The Gold Standard - Actually prefferable to fiat?

I had no idea the economy of the late 19th century had come to a “halt”. Please tell me more.

Well, the markets free now, so what’s the issue?

I mean other than the fact that hauling around gold or mailing bars of it to pay your mortgage is just impracticable.

How has the government hampered it’s use as money?

Seriously. Yes, in the past–when we were on the “sound money” “gold standard” there were all sorts of restrictions on gold, because the government needed to control the gold market to control the money supply. Now that we’re on a fiat money system we have a free market in gold.

I suppose your complaint is that if you buy a 1 oz gold bar for $1000 and sell it for $1500, the government believes you made a $500 profit and taxes you on the $500? And since it’s the same gold bar, it didn’t appreciate in value and therefore shouldn’t have been taxed? It’s really the dollar that went down by 2/3rds, not the gold bar that increased by 3/2ths?

Except that’s silly. Imagining that gold is the only substance in the universe that maintains the exact same value for eternity, and it’s every other good and service in the universe that fluctuates in value is literally the worship of a shiny rock.

Every good and service in the universe fluctuates in value. Including gold. Including–get this–the dollar. Yeah, you won’t be taxed on the increase in value if you have $1000 in the bank in 2016 and we have a massive round of deflation and you’re suddenly able to purchase a basket of goods and services in 2017 that would have cost you $1500 in 2016. How likely is that deflation? Such a thing would never happen, because it would defeat the purpose of fiat money. If we really had serious deflation they could just print more free money, and suddenly no deflation.

Wah, they tax gold. They also tax the value of my goddam house, and my house isn’t money. Yes, it turns out that in our world the Statists have the whole goddam planet sewed up, there’s no room for a free man to go out into the wilderness and create his own society free of moochers and muggers. This is because human society requires the presence of other human beings. And once you have more than one human being they start to cooperate, and once you have three people two of them start scheming on ways to gang up on the third. So there you go, the whole history of the human race in a nutshell.

→ **Brief 1**
Repeat the listing word for word, starting with its first line and going on through the line with "chevron-down-icon (177, 667, 185, 673)", including both of those lines.

→ **Listed records**
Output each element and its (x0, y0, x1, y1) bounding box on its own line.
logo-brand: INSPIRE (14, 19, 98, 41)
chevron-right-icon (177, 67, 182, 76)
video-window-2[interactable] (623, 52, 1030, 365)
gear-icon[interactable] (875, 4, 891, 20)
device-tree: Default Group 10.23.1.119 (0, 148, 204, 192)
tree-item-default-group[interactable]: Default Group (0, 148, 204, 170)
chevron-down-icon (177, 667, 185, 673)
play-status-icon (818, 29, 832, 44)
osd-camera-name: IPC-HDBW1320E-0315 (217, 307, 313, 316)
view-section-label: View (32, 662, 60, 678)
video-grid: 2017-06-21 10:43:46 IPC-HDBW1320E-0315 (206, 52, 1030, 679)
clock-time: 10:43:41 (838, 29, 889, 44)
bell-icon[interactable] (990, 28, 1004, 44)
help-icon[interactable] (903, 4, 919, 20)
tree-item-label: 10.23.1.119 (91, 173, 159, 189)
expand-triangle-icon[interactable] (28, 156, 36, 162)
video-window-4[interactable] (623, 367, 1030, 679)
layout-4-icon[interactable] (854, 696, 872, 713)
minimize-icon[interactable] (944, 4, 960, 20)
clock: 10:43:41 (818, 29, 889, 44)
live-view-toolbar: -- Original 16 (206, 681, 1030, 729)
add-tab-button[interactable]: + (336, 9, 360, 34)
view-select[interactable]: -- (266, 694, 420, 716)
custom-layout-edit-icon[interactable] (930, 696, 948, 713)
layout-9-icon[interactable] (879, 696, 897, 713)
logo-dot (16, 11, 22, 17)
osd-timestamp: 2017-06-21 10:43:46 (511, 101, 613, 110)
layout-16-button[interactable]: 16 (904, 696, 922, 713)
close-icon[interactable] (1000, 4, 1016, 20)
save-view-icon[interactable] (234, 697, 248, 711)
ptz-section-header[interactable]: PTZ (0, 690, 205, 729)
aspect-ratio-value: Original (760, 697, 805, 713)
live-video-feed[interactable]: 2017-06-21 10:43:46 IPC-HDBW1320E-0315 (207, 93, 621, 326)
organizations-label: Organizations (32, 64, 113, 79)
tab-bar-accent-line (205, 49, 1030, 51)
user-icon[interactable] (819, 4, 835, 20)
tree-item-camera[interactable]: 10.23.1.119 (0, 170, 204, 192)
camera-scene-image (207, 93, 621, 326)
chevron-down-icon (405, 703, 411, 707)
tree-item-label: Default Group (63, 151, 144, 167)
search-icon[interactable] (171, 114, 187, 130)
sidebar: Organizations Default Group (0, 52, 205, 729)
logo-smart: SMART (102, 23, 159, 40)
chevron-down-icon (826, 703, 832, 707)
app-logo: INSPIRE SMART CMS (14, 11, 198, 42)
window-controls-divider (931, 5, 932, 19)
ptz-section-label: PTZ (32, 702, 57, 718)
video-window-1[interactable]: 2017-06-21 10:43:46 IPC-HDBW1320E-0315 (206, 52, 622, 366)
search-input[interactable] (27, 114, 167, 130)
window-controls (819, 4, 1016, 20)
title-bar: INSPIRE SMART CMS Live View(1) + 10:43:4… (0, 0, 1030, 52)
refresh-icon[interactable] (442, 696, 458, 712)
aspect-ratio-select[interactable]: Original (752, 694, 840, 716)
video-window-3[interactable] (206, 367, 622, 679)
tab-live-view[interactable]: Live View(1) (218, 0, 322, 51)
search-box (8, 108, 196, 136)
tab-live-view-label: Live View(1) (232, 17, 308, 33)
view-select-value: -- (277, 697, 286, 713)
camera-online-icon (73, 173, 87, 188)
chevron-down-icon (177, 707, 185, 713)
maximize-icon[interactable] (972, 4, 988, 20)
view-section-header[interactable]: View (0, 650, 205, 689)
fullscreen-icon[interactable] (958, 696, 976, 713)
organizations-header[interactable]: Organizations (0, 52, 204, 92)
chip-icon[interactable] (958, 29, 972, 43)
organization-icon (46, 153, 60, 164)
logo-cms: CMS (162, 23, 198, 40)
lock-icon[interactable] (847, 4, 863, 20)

→ **Brief 2**
Reproduce the whole text on the gold standard word for word.

→ **Correct output 1**
Output each element and its (x0, y0, x1, y1) bounding box on its own line.
logo-brand: INSPIRE (14, 19, 98, 41)
chevron-right-icon (177, 67, 182, 76)
video-window-2[interactable] (623, 52, 1030, 365)
gear-icon[interactable] (875, 4, 891, 20)
device-tree: Default Group 10.23.1.119 (0, 148, 204, 192)
tree-item-default-group[interactable]: Default Group (0, 148, 204, 170)
chevron-down-icon (177, 667, 185, 673)

→ **Correct output 2**
The Gold Standard - Actually prefferable to fiat?

I had no idea the economy of the late 19th century had come to a “halt”. Please tell me more.

Well, the markets free now, so what’s the issue?

I mean other than the fact that hauling around gold or mailing bars of it to pay your mortgage is just impracticable.

How has the government hampered it’s use as money?

Seriously. Yes, in the past–when we were on the “sound money” “gold standard” there were all sorts of restrictions on gold, because the government needed to control the gold market to control the money supply. Now that we’re on a fiat money system we have a free market in gold.

I suppose your complaint is that if you buy a 1 oz gold bar for $1000 and sell it for $1500, the government believes you made a $500 profit and taxes you on the $500? And since it’s the same gold bar, it didn’t appreciate in value and therefore shouldn’t have been taxed? It’s really the dollar that went down by 2/3rds, not the gold bar that increased by 3/2ths?

Except that’s silly. Imagining that gold is the only substance in the universe that maintains the exact same value for eternity, and it’s every other good and service in the universe that fluctuates in value is literally the worship of a shiny rock.

Every good and service in the universe fluctuates in value. Including gold. Including–get this–the dollar. Yeah, you won’t be taxed on the increase in value if you have $1000 in the bank in 2016 and we have a massive round of deflation and you’re suddenly able to purchase a basket of goods and services in 2017 that would have cost you $1500 in 2016. How likely is that deflation? Such a thing would never happen, because it would defeat the purpose of fiat money. If we really had serious deflation they could just print more free money, and suddenly no deflation.

Wah, they tax gold. They also tax the value of my goddam house, and my house isn’t money. Yes, it turns out that in our world the Statists have the whole goddam planet sewed up, there’s no room for a free man to go out into the wilderness and create his own society free of moochers and muggers. This is because human society requires the presence of other human beings. And once you have more than one human being they start to cooperate, and once you have three people two of them start scheming on ways to gang up on the third. So there you go, the whole history of the human race in a nutshell.